_INSTRUCTION_:
Pick every line from the data that holds the word "into".

======== MATERIAL SHOWN

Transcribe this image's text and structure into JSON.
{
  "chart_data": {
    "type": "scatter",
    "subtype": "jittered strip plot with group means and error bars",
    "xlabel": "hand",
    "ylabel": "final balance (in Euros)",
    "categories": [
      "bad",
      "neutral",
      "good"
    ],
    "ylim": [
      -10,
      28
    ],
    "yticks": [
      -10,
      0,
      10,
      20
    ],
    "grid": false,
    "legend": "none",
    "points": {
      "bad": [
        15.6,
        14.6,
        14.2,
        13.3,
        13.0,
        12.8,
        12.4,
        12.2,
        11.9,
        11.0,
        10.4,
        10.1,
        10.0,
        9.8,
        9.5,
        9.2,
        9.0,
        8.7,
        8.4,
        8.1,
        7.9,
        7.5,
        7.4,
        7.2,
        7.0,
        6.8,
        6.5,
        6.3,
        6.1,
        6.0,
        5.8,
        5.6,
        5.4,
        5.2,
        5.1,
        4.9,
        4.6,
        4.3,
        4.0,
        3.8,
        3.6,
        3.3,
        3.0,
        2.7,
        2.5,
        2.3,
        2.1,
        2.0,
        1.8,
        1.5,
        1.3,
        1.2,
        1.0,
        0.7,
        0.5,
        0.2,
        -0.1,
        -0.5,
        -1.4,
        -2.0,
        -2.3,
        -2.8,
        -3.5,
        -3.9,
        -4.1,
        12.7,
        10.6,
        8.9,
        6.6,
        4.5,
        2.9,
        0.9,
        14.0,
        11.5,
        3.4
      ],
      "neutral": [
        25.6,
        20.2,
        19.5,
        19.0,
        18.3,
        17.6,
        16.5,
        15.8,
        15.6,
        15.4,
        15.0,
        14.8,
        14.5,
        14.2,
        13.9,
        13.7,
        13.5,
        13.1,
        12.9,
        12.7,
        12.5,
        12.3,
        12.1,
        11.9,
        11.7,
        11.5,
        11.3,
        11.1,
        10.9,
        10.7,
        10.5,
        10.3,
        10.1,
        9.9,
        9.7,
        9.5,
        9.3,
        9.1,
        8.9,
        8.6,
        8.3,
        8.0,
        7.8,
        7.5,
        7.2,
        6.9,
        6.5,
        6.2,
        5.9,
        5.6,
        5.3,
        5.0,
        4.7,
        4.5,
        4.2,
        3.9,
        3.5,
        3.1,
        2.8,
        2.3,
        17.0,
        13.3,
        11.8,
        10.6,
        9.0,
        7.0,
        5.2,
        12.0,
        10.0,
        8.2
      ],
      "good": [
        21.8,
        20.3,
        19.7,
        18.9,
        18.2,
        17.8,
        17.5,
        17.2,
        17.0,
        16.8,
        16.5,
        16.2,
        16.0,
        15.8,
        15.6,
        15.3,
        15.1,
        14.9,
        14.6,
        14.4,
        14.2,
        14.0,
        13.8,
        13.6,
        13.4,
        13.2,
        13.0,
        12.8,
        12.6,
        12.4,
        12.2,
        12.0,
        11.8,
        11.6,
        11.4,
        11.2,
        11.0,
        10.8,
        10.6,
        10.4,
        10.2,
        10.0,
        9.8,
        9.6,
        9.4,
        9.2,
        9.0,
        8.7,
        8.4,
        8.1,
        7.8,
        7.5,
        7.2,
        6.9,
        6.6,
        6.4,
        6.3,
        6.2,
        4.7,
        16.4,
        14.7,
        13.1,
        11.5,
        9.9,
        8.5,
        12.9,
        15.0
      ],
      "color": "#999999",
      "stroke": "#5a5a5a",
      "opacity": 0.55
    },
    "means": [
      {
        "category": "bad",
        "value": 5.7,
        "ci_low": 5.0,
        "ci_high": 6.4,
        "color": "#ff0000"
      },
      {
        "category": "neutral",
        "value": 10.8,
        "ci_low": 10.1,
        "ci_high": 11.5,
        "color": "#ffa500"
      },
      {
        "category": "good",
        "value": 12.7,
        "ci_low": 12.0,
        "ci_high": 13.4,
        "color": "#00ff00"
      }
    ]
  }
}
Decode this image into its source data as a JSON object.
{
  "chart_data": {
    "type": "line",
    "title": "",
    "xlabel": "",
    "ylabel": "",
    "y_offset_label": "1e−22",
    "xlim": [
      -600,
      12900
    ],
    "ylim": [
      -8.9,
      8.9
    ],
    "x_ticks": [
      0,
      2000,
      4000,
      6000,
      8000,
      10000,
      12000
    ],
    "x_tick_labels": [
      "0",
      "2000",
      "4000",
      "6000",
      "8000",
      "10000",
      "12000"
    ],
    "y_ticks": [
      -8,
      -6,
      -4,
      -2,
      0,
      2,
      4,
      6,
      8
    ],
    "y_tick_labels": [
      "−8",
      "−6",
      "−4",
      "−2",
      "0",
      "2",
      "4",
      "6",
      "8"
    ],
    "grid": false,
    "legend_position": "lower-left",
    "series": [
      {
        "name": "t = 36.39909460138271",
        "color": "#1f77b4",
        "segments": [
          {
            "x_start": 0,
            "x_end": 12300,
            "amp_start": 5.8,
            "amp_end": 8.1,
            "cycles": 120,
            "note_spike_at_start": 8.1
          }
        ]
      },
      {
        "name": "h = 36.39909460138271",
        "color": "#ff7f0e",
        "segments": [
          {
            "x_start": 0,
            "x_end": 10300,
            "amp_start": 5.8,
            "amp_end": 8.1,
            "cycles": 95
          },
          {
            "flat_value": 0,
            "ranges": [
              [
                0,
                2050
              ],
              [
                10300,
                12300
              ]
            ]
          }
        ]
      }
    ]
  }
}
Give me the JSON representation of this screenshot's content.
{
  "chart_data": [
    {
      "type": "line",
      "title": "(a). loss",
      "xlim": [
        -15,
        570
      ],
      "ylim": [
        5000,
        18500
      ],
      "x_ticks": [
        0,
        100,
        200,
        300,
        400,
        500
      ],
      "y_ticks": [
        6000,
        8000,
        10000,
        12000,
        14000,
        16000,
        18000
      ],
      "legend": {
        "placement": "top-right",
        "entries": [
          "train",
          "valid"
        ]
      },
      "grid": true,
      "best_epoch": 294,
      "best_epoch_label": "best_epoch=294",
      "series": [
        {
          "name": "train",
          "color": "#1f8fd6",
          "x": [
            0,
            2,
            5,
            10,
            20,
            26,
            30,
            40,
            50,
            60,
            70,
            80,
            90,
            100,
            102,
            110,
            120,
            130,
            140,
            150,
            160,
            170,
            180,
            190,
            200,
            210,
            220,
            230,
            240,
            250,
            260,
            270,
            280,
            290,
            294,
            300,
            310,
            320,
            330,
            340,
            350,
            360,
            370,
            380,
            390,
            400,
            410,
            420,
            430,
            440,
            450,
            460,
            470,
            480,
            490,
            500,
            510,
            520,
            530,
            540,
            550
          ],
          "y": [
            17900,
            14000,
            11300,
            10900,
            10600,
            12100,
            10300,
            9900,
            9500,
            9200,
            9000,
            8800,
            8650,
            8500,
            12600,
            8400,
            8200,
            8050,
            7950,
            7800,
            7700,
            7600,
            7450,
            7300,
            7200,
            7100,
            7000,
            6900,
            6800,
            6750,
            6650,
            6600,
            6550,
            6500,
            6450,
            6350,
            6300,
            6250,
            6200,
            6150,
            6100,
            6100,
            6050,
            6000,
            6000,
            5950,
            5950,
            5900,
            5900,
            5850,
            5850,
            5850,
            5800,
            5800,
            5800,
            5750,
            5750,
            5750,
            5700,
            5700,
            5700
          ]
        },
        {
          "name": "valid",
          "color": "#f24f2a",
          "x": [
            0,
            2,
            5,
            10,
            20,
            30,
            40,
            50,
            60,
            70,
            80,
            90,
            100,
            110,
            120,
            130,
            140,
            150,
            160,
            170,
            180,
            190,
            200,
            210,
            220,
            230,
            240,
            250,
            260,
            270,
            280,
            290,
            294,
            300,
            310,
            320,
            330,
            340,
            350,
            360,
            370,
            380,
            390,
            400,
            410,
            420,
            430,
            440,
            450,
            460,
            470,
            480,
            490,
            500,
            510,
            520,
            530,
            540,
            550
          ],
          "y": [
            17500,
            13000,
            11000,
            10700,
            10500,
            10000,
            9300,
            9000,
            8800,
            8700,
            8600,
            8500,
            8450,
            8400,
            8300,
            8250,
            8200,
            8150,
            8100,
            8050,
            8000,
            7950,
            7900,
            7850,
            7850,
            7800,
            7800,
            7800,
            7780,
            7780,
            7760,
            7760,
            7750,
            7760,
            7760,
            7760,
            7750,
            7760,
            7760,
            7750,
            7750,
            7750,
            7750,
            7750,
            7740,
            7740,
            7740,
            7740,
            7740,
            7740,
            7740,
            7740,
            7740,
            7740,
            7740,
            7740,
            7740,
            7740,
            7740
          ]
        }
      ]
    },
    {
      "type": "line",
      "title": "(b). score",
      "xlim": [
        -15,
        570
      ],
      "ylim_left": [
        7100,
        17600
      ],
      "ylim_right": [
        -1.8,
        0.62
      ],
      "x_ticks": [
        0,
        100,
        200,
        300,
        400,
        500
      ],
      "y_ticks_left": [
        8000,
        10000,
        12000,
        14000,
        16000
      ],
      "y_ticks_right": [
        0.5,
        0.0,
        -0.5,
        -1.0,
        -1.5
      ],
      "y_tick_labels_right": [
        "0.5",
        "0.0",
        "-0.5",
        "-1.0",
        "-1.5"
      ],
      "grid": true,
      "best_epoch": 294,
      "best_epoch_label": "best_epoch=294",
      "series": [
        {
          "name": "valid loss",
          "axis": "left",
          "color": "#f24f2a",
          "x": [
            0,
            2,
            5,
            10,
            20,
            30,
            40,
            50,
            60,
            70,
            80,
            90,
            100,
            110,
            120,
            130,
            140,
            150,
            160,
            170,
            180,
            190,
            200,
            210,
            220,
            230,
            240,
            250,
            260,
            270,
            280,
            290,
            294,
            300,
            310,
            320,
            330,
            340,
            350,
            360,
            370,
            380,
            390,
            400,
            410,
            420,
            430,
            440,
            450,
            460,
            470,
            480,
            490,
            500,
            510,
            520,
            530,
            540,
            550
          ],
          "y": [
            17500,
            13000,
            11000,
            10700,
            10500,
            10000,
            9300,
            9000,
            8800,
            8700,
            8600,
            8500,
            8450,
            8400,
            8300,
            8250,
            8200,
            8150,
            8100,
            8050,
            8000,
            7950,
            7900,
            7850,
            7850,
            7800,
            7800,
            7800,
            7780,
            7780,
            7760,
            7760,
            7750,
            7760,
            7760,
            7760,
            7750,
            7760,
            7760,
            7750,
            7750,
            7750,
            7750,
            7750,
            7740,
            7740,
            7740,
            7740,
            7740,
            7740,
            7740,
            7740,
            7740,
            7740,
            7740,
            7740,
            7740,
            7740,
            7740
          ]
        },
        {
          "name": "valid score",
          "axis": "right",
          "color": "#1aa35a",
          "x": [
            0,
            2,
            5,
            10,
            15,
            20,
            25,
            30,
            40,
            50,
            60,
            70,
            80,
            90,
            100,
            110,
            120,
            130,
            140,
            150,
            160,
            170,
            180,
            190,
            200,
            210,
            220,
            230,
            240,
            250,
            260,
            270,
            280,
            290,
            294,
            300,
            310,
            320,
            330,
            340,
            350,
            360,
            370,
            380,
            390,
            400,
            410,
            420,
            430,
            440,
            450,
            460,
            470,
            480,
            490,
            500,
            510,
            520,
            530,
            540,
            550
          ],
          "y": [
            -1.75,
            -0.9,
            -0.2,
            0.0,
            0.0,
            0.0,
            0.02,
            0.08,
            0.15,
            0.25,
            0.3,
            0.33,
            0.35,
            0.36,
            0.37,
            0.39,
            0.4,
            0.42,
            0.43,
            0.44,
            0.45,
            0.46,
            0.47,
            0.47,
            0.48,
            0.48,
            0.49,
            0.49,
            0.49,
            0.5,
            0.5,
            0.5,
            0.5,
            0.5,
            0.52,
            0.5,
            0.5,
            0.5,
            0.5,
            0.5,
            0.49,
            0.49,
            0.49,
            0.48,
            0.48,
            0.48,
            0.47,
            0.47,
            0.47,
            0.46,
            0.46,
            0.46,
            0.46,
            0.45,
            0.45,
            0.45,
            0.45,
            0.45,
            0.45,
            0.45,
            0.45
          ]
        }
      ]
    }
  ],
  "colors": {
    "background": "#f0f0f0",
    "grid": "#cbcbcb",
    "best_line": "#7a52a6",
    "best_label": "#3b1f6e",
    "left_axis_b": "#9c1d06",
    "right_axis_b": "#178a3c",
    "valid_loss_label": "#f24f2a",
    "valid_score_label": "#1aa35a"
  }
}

================

_SOLUTION FOR THIS PROBLEM_:
Transcribe this image's text and structure into JSON.
Decode this image into its source data as a JSON object.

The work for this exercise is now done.